begin Input rows
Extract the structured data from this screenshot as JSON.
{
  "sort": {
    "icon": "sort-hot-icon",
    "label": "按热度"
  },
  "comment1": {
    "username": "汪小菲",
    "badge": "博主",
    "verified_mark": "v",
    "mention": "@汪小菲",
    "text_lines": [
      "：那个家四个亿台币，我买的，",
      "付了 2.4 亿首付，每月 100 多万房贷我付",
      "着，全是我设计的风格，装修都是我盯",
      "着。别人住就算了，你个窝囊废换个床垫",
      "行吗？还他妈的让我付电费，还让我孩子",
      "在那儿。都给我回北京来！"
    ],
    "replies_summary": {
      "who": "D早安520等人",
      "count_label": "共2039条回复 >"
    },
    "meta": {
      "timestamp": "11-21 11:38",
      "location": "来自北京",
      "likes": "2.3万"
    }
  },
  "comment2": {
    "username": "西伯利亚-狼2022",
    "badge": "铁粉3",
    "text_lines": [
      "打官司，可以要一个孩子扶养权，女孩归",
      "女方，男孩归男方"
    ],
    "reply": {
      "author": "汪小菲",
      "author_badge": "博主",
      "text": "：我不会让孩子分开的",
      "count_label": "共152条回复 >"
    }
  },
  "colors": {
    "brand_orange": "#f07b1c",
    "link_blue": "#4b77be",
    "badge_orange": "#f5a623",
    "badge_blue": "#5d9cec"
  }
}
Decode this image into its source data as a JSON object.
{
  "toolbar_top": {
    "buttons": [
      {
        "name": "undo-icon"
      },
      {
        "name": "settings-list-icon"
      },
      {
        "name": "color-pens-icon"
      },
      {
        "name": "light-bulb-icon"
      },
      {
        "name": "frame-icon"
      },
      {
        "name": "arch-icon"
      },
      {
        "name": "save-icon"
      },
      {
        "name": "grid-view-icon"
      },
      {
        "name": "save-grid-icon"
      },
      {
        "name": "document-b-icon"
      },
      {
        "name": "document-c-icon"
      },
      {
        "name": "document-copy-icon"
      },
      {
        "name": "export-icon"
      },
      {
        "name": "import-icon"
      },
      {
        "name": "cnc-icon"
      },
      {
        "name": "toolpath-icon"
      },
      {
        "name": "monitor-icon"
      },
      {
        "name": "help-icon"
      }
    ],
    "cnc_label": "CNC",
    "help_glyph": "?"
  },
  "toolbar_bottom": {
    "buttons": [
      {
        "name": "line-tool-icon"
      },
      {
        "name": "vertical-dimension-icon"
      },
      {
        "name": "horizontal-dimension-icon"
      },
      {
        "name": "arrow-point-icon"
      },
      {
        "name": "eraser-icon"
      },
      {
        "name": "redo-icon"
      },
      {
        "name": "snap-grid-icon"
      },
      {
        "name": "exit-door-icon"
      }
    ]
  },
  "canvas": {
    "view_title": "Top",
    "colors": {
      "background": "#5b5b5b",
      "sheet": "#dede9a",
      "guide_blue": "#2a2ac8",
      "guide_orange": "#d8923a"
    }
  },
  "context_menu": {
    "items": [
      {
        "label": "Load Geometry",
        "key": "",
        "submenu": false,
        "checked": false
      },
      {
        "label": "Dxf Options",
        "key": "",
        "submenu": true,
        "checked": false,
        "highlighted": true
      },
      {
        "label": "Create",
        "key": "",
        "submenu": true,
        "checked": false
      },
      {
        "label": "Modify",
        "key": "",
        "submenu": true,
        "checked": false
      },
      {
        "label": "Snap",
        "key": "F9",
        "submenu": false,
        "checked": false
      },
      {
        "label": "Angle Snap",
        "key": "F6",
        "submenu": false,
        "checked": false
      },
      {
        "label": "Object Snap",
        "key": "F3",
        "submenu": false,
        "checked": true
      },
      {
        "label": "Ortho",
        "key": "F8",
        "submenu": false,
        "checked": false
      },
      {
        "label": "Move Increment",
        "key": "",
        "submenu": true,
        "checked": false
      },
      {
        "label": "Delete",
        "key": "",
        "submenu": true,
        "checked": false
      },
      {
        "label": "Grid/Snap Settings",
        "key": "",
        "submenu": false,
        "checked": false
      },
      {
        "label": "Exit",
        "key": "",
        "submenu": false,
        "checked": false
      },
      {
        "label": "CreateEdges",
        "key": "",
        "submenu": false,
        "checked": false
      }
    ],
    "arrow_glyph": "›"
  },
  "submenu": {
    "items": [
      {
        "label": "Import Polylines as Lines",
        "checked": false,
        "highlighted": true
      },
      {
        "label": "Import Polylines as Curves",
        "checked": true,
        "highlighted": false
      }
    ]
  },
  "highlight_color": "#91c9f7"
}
end Input rows
* Exercise goal *
Look through the entries above; copy each line where the string "data" appears.

* Complete answer *
Extract the structured data from this screenshot as JSON.
Decode this image into its source data as a JSON object.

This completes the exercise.